■ **PROBLEM**: Copy all of the material word for word, except for the pictures.

Dataset rows:
-*-*-

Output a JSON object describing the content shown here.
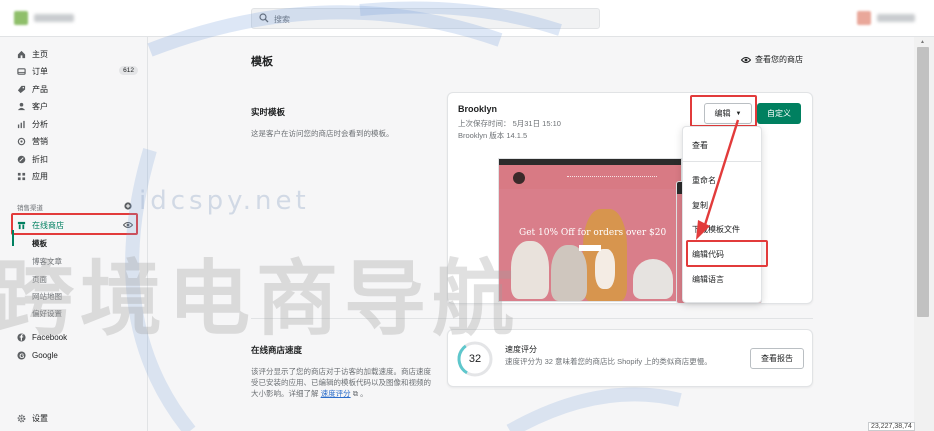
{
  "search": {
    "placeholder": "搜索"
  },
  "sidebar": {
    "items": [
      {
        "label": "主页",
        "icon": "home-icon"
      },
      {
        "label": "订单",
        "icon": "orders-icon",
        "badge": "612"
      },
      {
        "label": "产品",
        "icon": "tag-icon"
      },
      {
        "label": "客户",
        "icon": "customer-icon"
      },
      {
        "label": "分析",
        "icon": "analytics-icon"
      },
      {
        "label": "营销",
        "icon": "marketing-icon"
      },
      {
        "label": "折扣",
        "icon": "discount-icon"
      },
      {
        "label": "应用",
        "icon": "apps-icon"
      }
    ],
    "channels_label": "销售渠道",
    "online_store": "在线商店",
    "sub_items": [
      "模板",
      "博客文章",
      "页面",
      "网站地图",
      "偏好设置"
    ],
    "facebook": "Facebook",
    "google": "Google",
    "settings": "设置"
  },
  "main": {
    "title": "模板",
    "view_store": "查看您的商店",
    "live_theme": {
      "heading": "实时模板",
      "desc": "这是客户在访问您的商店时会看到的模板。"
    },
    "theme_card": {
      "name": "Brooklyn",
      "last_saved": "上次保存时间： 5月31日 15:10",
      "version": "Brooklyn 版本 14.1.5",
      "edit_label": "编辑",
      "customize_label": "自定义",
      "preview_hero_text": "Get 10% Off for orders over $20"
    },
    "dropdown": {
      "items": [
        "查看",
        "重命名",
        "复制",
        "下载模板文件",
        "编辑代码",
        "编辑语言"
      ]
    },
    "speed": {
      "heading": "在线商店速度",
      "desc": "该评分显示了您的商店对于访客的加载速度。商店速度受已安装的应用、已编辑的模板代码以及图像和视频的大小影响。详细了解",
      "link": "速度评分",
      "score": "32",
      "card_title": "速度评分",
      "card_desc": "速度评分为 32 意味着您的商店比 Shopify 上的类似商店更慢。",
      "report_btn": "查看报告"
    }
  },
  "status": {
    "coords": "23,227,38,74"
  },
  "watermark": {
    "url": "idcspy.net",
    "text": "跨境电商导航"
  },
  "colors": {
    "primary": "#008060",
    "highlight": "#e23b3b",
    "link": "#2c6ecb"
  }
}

-*-*-

■ **SOLUTION FOR THIS EXERCISE**:
Output a JSON object describing the content shown here.
{
  "search": {
    "placeholder": "搜索"
  },
  "sidebar": {
    "items": [
      {
        "label": "主页",
        "icon": "home-icon"
      },
      {
        "label": "订单",
        "icon": "orders-icon",
        "badge": "612"
      },
      {
        "label": "产品",
        "icon": "tag-icon"
      },
      {
        "label": "客户",
        "icon": "customer-icon"
      },
      {
        "label": "分析",
        "icon": "analytics-icon"
      },
      {
        "label": "营销",
        "icon": "marketing-icon"
      },
      {
        "label": "折扣",
        "icon": "discount-icon"
      },
      {
        "label": "应用",
        "icon": "apps-icon"
      }
    ],
    "channels_label": "销售渠道",
    "online_store": "在线商店",
    "sub_items": [
      "模板",
      "博客文章",
      "页面",
      "网站地图",
      "偏好设置"
    ],
    "facebook": "Facebook",
    "google": "Google",
    "settings": "设置"
  },
  "main": {
    "title": "模板",
    "view_store": "查看您的商店",
    "live_theme": {
      "heading": "实时模板",
      "desc": "这是客户在访问您的商店时会看到的模板。"
    },
    "theme_card": {
      "name": "Brooklyn",
      "last_saved": "上次保存时间： 5月31日 15:10",
      "version": "Brooklyn 版本 14.1.5",
      "edit_label": "编辑",
      "customize_label": "自定义",
      "preview_hero_text": "Get 10% Off for orders over $20"
    },
    "dropdown": {
      "items": [
        "查看",
        "重命名",
        "复制",
        "下载模板文件",
        "编辑代码",
        "编辑语言"
      ]
    },
    "speed": {
      "heading": "在线商店速度",
      "desc": "该评分显示了您的商店对于访客的加载速度。商店速度受已安装的应用、已编辑的模板代码以及图像和视频的大小影响。详细了解",
      "link": "速度评分",
      "score": "32",
      "card_title": "速度评分",
      "card_desc": "速度评分为 32 意味着您的商店比 Shopify 上的类似商店更慢。",
      "report_btn": "查看报告"
    }
  },
  "status": {
    "coords": "23,227,38,74"
  },
  "watermark": {
    "url": "idcspy.net",
    "text": "跨境电商导航"
  },
  "colors": {
    "primary": "#008060",
    "highlight": "#e23b3b",
    "link": "#2c6ecb"
  }
}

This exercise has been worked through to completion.